=== Dataset rows ===
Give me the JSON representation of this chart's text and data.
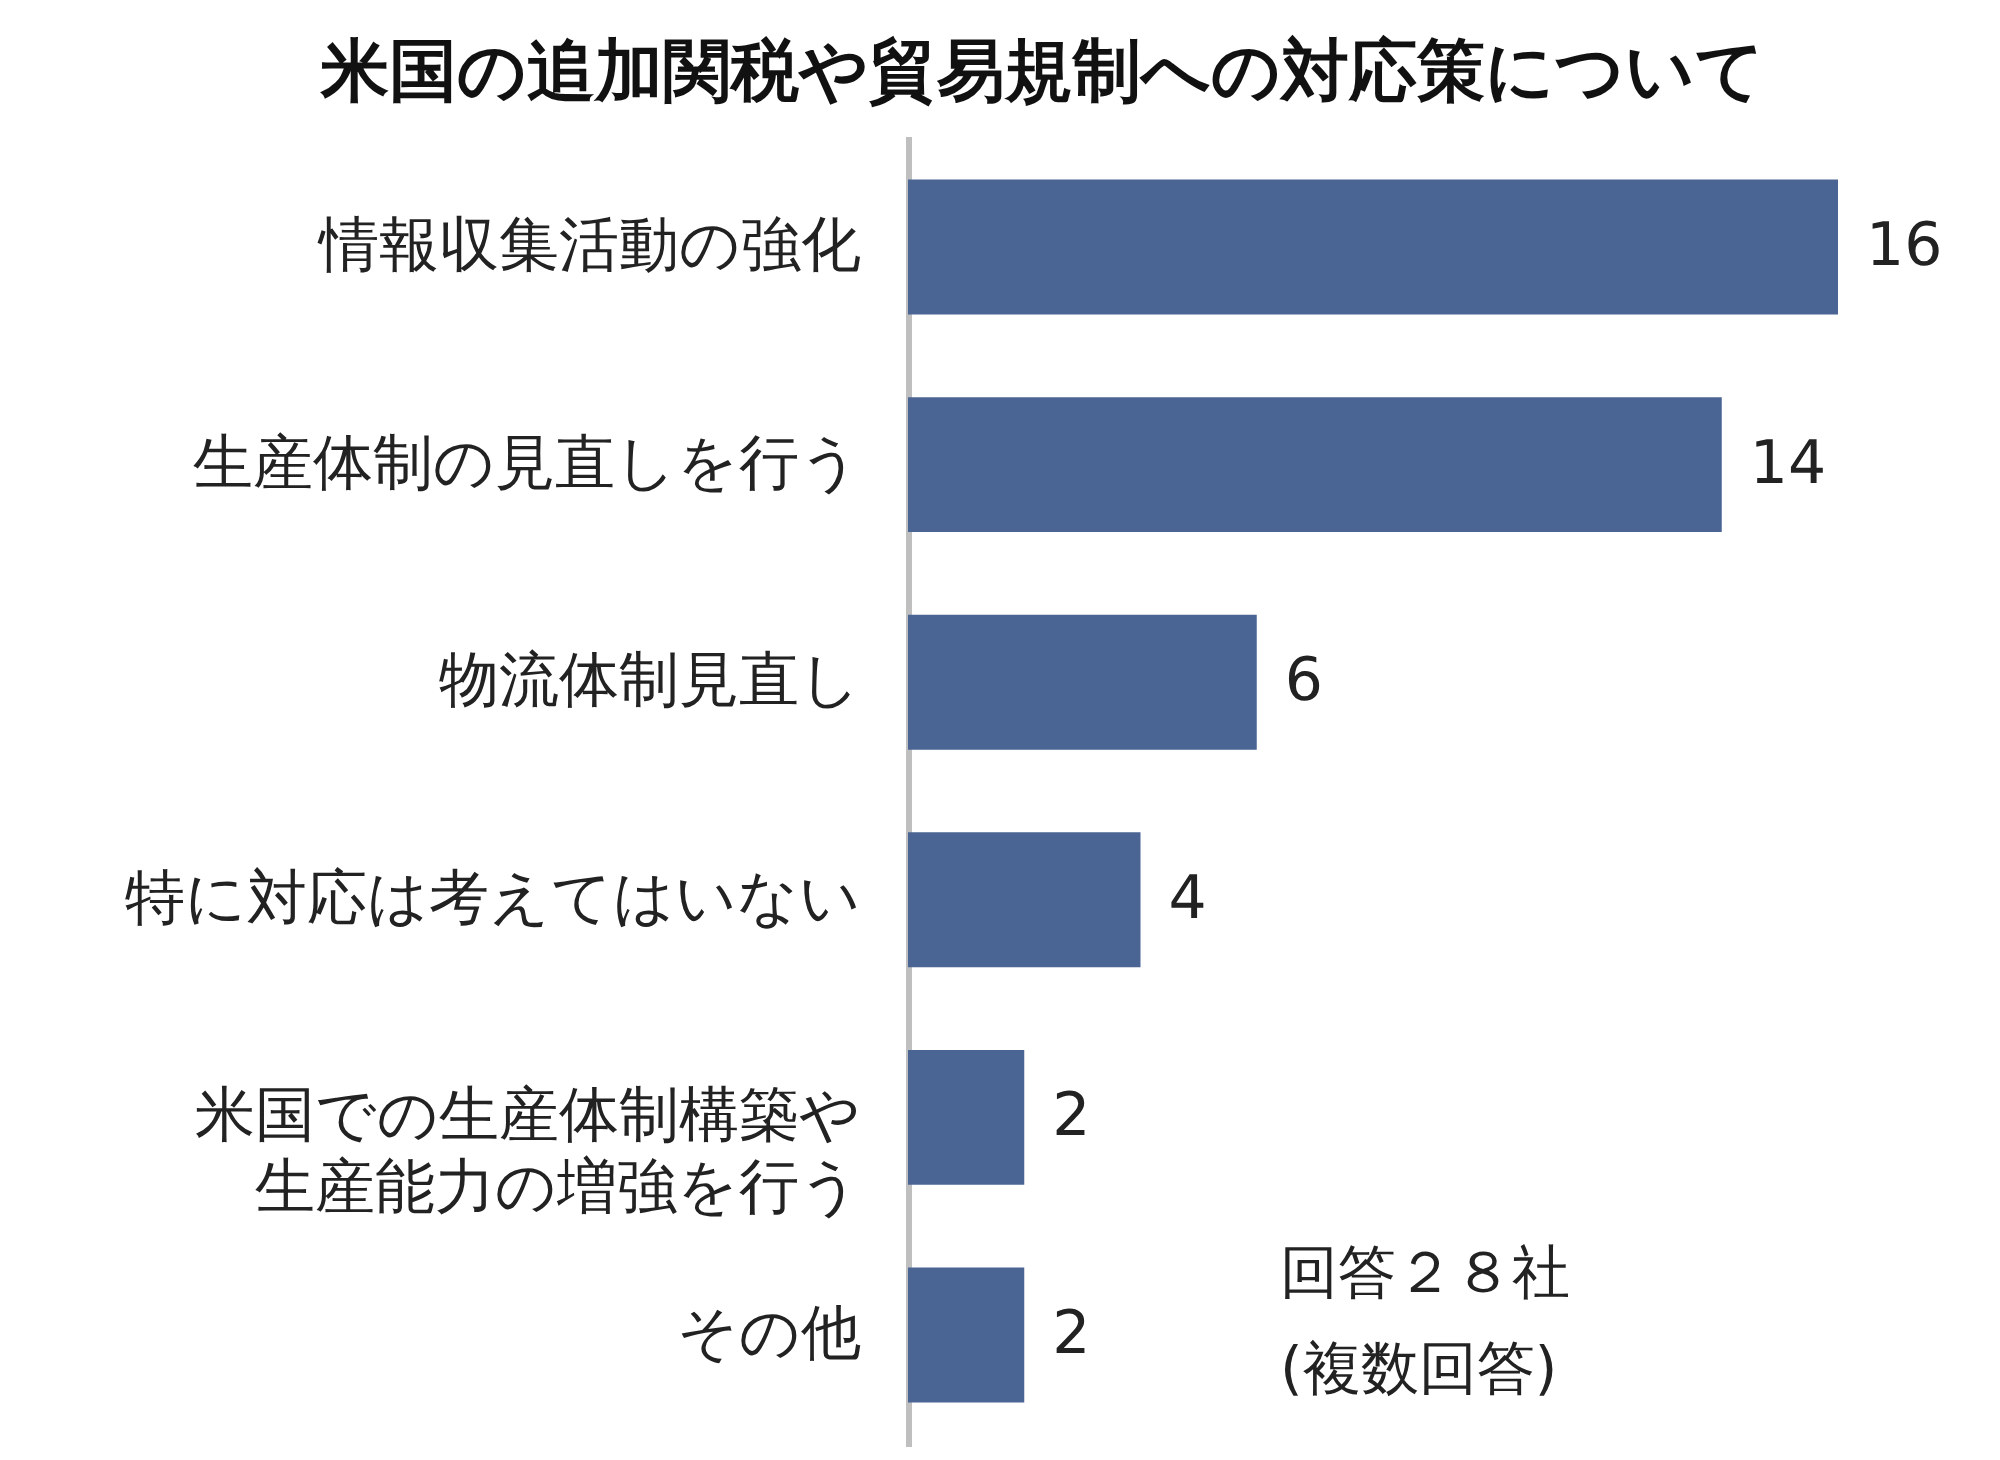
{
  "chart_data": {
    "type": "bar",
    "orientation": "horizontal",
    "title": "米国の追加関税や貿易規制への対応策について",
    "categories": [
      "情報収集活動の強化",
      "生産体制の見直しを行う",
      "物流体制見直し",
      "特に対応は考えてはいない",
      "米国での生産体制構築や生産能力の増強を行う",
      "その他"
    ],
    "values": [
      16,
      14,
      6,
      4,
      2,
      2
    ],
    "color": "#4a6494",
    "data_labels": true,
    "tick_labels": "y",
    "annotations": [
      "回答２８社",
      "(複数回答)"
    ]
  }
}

=== Given instruction ===
Write out all the entries word for word, but skip any images.

=== Task solution ===
Give me the JSON representation of this chart's text and data.
{
  "chart_data": {
    "type": "bar",
    "orientation": "horizontal",
    "title": "米国の追加関税や貿易規制への対応策について",
    "categories": [
      "情報収集活動の強化",
      "生産体制の見直しを行う",
      "物流体制見直し",
      "特に対応は考えてはいない",
      "米国での生産体制構築や生産能力の増強を行う",
      "その他"
    ],
    "values": [
      16,
      14,
      6,
      4,
      2,
      2
    ],
    "color": "#4a6494",
    "data_labels": true,
    "tick_labels": "y",
    "annotations": [
      "回答２８社",
      "(複数回答)"
    ]
  }
}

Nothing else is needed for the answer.